*Exercise requirements*
Copy every line in which the string "JSON" occurs.

*Records to process*
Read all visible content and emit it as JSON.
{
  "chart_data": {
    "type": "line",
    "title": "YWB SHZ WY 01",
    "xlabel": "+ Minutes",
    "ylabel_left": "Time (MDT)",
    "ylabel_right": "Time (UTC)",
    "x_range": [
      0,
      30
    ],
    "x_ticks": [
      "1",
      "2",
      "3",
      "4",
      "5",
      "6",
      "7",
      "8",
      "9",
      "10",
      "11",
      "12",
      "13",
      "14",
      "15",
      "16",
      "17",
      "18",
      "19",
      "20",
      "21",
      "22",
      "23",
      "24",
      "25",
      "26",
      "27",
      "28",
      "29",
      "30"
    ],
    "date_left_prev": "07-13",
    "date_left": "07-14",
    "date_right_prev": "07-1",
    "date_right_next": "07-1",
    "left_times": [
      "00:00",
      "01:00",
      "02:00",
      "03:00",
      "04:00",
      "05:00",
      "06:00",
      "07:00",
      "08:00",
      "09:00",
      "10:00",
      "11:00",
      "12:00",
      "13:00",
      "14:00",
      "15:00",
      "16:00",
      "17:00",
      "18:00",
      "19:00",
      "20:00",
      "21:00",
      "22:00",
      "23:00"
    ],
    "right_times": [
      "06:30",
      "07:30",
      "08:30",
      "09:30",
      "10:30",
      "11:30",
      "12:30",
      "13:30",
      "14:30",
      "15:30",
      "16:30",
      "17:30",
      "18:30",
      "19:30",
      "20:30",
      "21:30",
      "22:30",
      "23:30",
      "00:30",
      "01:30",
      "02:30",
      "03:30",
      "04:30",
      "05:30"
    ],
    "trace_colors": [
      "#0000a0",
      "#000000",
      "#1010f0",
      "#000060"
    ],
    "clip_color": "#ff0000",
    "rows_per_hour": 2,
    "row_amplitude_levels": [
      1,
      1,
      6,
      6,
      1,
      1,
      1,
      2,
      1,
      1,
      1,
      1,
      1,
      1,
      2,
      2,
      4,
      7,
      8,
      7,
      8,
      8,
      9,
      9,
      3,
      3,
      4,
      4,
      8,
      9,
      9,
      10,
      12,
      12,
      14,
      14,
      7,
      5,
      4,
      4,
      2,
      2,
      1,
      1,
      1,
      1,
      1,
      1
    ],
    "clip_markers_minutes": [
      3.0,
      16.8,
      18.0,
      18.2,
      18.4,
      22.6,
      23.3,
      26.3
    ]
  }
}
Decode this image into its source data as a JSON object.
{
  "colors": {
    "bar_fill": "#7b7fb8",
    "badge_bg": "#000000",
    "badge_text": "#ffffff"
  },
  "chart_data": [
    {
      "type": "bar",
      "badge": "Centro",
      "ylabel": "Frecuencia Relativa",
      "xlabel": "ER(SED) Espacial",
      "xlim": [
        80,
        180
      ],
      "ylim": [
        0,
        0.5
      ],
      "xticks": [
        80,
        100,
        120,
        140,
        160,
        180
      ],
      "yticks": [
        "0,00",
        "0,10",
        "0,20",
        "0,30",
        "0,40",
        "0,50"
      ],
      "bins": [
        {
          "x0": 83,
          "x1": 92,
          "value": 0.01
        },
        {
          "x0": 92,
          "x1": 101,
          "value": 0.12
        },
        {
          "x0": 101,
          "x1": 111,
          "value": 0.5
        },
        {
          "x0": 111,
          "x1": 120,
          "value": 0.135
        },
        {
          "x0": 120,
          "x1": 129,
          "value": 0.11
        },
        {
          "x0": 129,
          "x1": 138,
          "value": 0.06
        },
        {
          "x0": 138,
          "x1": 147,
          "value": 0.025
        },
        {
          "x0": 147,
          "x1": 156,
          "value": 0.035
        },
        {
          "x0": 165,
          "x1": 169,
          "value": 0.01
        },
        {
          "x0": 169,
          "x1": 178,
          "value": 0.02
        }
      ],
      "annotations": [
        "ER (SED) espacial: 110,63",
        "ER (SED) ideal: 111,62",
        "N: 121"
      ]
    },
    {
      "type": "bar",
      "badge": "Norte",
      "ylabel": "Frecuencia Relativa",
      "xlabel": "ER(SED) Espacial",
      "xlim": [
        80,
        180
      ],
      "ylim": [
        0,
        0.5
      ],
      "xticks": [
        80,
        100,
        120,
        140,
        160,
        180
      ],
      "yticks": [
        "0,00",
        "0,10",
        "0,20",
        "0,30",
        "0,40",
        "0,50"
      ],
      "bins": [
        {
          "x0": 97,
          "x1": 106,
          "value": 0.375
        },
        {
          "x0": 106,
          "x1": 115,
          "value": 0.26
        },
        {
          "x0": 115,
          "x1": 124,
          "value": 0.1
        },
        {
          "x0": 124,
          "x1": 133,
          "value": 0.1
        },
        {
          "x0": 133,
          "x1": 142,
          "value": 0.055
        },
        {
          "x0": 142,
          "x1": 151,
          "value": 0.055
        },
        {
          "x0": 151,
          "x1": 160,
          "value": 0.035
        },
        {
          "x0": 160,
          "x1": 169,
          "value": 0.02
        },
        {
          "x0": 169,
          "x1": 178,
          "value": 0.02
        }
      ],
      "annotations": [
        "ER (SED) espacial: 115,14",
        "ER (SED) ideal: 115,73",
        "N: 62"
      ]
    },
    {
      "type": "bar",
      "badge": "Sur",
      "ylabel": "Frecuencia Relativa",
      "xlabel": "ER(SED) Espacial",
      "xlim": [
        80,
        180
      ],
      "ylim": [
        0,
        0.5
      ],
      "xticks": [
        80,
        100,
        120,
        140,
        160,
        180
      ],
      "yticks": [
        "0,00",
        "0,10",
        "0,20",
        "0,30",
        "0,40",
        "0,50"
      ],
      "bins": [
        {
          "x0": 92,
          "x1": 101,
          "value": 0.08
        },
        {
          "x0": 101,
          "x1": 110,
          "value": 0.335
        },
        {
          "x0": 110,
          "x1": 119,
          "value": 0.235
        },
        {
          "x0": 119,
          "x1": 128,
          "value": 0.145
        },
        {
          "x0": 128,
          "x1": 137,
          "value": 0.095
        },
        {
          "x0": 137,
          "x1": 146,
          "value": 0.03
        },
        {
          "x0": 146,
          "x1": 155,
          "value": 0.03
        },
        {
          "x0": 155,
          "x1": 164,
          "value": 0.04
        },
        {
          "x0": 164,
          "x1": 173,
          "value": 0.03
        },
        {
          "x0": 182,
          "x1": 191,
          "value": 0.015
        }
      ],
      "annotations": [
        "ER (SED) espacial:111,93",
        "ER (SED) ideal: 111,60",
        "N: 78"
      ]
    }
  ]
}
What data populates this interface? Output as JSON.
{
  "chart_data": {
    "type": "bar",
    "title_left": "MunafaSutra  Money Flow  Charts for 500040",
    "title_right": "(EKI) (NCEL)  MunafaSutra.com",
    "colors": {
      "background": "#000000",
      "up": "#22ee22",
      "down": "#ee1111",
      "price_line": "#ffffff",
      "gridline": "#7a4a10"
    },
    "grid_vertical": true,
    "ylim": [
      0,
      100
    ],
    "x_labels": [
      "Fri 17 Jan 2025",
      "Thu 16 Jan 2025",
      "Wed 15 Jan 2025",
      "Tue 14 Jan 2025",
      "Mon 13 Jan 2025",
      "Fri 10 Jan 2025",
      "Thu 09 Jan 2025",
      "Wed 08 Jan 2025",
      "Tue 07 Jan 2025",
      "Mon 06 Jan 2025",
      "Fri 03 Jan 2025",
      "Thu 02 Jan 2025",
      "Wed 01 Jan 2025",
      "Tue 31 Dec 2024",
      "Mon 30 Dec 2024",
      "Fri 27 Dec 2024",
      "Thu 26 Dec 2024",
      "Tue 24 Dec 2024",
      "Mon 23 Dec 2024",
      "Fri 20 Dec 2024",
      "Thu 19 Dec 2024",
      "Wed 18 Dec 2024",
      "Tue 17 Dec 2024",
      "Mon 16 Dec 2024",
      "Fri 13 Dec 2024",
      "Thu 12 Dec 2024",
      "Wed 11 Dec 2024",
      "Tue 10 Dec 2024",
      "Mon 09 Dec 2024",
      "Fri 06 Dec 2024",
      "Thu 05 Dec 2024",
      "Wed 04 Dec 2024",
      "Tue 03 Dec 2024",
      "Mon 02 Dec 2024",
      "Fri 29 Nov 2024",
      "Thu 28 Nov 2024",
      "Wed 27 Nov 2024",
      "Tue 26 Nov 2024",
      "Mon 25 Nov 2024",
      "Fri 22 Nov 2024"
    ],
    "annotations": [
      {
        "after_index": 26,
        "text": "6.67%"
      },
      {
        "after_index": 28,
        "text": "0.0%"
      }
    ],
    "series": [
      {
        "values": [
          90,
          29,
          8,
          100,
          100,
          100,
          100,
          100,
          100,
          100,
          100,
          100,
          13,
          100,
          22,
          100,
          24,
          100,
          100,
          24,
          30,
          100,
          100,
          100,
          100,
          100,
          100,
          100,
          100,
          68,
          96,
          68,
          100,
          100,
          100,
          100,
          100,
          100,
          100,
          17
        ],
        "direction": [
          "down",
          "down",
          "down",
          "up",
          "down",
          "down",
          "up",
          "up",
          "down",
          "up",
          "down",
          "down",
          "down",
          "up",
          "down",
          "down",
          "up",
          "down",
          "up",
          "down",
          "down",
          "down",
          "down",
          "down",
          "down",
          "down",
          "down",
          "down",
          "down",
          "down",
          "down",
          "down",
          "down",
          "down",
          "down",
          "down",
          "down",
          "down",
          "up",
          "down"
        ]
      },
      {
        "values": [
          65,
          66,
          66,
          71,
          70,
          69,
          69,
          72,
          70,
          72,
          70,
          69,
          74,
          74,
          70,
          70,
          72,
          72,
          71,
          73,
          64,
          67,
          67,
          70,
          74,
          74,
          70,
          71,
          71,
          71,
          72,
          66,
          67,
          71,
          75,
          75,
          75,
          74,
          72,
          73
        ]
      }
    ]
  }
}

*Completed exercise*
Read all visible content and emit it as JSON.
Decode this image into its source data as a JSON object.
What data populates this interface? Output as JSON.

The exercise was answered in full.